* [Dataset extract]
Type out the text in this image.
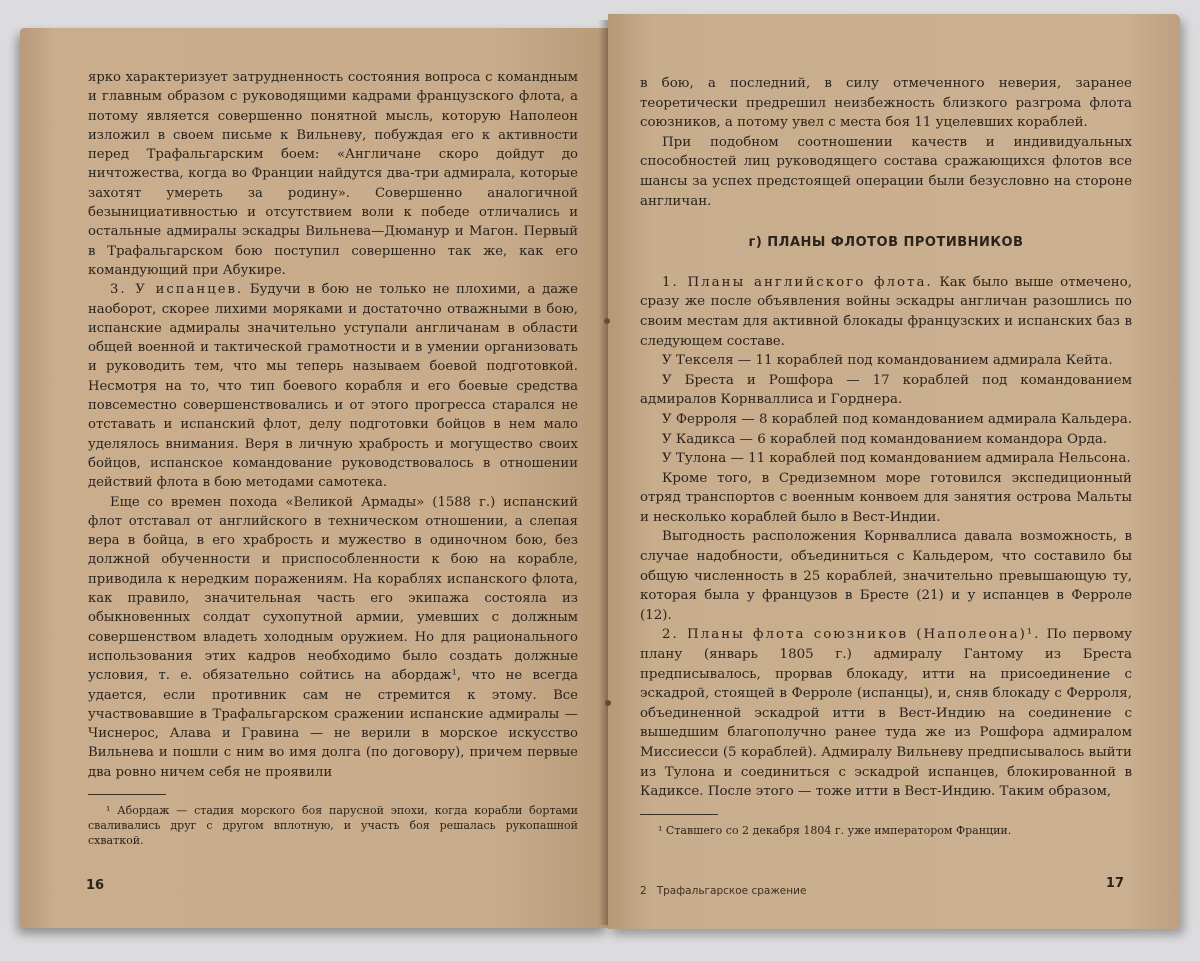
ярко характеризует затрудненность состояния вопроса с командным и главным образом с руководящими кадрами французского флота, а потому является совершенно понятной мысль, которую Наполеон изложил в своем письме к Вильневу, побуждая его к активности перед Трафальгарским боем: «Англичане скоро дойдут до ничтожества, когда во Франции найдутся два-три адмирала, которые захотят умереть за родину». Совершенно аналогичной безынициативностью и отсутствием воли к победе отличались и остальные адмиралы эскадры Вильнева—Дюманур и Магон. Первый в Трафальгарском бою поступил совершенно так же, как его командующий при Абукире.

3. У испанцев. Будучи в бою не только не плохими, а даже наоборот, скорее лихими моряками и достаточно отважными в бою, испанские адмиралы значительно уступали англичанам в области общей военной и тактической грамотности и в умении организовать и руководить тем, что мы теперь называем боевой подготовкой. Несмотря на то, что тип боевого корабля и его боевые средства повсеместно совершенствовались и от этого прогресса старался не отставать и испанский флот, делу подготовки бойцов в нем мало уделялось внимания. Веря в личную храбрость и могущество своих бойцов, испанское командование руководствовалось в отношении действий флота в бою методами самотека.

Еще со времен похода «Великой Армады» (1588 г.) испанский флот отставал от английского в техническом отношении, а слепая вера в бойца, в его храбрость и мужество в одиночном бою, без должной обученности и приспособленности к бою на корабле, приводила к нередким поражениям. На кораблях испанского флота, как правило, значительная часть его экипажа состояла из обыкновенных солдат сухопутной армии, умевших с должным совершенством владеть холодным оружием. Но для рационального использования этих кадров необходимо было создать должные условия, т. е. обязательно сойтись на абордаж¹, что не всегда удается, если противник сам не стремится к этому. Все участвовавшие в Трафальгарском сражении испанские адмиралы — Чиснерос, Алава и Гравина — не верили в морское искусство Вильнева и пошли с ним во имя долга (по договору), причем первые два ровно ничем себя не проявили

¹ Абордаж — стадия морского боя парусной эпохи, когда корабли бортами сваливались друг с другом вплотную, и участь боя решалась рукопашной схваткой.

16

в бою, а последний, в силу отмеченного неверия, заранее теоретически предрешил неизбежность близкого разгрома флота союзников, а потому увел с места боя 11 уцелевших кораблей.

При подобном соотношении качеств и индивидуальных способностей лиц руководящего состава сражающихся флотов все шансы за успех предстоящей операции были безусловно на стороне англичан.

г) ПЛАНЫ ФЛОТОВ ПРОТИВНИКОВ

1. Планы английского флота. Как было выше отмечено, сразу же после объявления войны эскадры англичан разошлись по своим местам для активной блокады французских и испанских баз в следующем составе.

У Текселя — 11 кораблей под командованием адмирала Кейта.

У Бреста и Рошфора — 17 кораблей под командованием адмиралов Корнваллиса и Горднера.

У Ферроля — 8 кораблей под командованием адмирала Кальдера.

У Кадикса — 6 кораблей под командованием командора Орда.

У Тулона — 11 кораблей под командованием адмирала Нельсона.

Кроме того, в Средиземном море готовился экспедиционный отряд транспортов с военным конвоем для занятия острова Мальты и несколько кораблей было в Вест-Индии.

Выгодность расположения Корнваллиса давала возможность, в случае надобности, объединиться с Кальдером, что составило бы общую численность в 25 кораблей, значительно превышающую ту, которая была у французов в Бресте (21) и у испанцев в Ферроле (12).

2. Планы флота союзников (Наполеона)¹. По первому плану (январь 1805 г.) адмиралу Гантому из Бреста предписывалось, прорвав блокаду, итти на присоединение с эскадрой, стоящей в Ферроле (испанцы), и, сняв блокаду с Ферроля, объединенной эскадрой итти в Вест-Индию на соединение с вышедшим благополучно ранее туда же из Рошфора адмиралом Миссиесси (5 кораблей). Адмиралу Вильневу предписывалось выйти из Тулона и соединиться с эскадрой испанцев, блокированной в Кадиксе. После этого — тоже итти в Вест-Индию. Таким образом,

¹ Ставшего со 2 декабря 1804 г. уже императором Франции.

2 Трафальгарское сражение	17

* [Your instructions] Return the material word for word. Pictures are not part of the copy.

* [Answer]
Type out the text in this image.
ярко характеризует затрудненность состояния вопроса с командным и главным образом с руководящими кадрами французского флота, а потому является совершенно понятной мысль, которую Наполеон изложил в своем письме к Вильневу, побуждая его к активности перед Трафальгарским боем: «Англичане скоро дойдут до ничтожества, когда во Франции найдутся два-три адмирала, которые захотят умереть за родину». Совершенно аналогичной безынициативностью и отсутствием воли к победе отличались и остальные адмиралы эскадры Вильнева—Дюманур и Магон. Первый в Трафальгарском бою поступил совершенно так же, как его командующий при Абукире.

3. У испанцев. Будучи в бою не только не плохими, а даже наоборот, скорее лихими моряками и достаточно отважными в бою, испанские адмиралы значительно уступали англичанам в области общей военной и тактической грамотности и в умении организовать и руководить тем, что мы теперь называем боевой подготовкой. Несмотря на то, что тип боевого корабля и его боевые средства повсеместно совершенствовались и от этого прогресса старался не отставать и испанский флот, делу подготовки бойцов в нем мало уделялось внимания. Веря в личную храбрость и могущество своих бойцов, испанское командование руководствовалось в отношении действий флота в бою методами самотека.

Еще со времен похода «Великой Армады» (1588 г.) испанский флот отставал от английского в техническом отношении, а слепая вера в бойца, в его храбрость и мужество в одиночном бою, без должной обученности и приспособленности к бою на корабле, приводила к нередким поражениям. На кораблях испанского флота, как правило, значительная часть его экипажа состояла из обыкновенных солдат сухопутной армии, умевших с должным совершенством владеть холодным оружием. Но для рационального использования этих кадров необходимо было создать должные условия, т. е. обязательно сойтись на абордаж¹, что не всегда удается, если противник сам не стремится к этому. Все участвовавшие в Трафальгарском сражении испанские адмиралы — Чиснерос, Алава и Гравина — не верили в морское искусство Вильнева и пошли с ним во имя долга (по договору), причем первые два ровно ничем себя не проявили

¹ Абордаж — стадия морского боя парусной эпохи, когда корабли бортами сваливались друг с другом вплотную, и участь боя решалась рукопашной схваткой.

16

в бою, а последний, в силу отмеченного неверия, заранее теоретически предрешил неизбежность близкого разгрома флота союзников, а потому увел с места боя 11 уцелевших кораблей.

При подобном соотношении качеств и индивидуальных способностей лиц руководящего состава сражающихся флотов все шансы за успех предстоящей операции были безусловно на стороне англичан.

г) ПЛАНЫ ФЛОТОВ ПРОТИВНИКОВ

1. Планы английского флота. Как было выше отмечено, сразу же после объявления войны эскадры англичан разошлись по своим местам для активной блокады французских и испанских баз в следующем составе.

У Текселя — 11 кораблей под командованием адмирала Кейта.

У Бреста и Рошфора — 17 кораблей под командованием адмиралов Корнваллиса и Горднера.

У Ферроля — 8 кораблей под командованием адмирала Кальдера.

У Кадикса — 6 кораблей под командованием командора Орда.

У Тулона — 11 кораблей под командованием адмирала Нельсона.

Кроме того, в Средиземном море готовился экспедиционный отряд транспортов с военным конвоем для занятия острова Мальты и несколько кораблей было в Вест-Индии.

Выгодность расположения Корнваллиса давала возможность, в случае надобности, объединиться с Кальдером, что составило бы общую численность в 25 кораблей, значительно превышающую ту, которая была у французов в Бресте (21) и у испанцев в Ферроле (12).

2. Планы флота союзников (Наполеона)¹. По первому плану (январь 1805 г.) адмиралу Гантому из Бреста предписывалось, прорвав блокаду, итти на присоединение с эскадрой, стоящей в Ферроле (испанцы), и, сняв блокаду с Ферроля, объединенной эскадрой итти в Вест-Индию на соединение с вышедшим благополучно ранее туда же из Рошфора адмиралом Миссиесси (5 кораблей). Адмиралу Вильневу предписывалось выйти из Тулона и соединиться с эскадрой испанцев, блокированной в Кадиксе. После этого — тоже итти в Вест-Индию. Таким образом,

¹ Ставшего со 2 декабря 1804 г. уже императором Франции.

2 Трафальгарское сражение	17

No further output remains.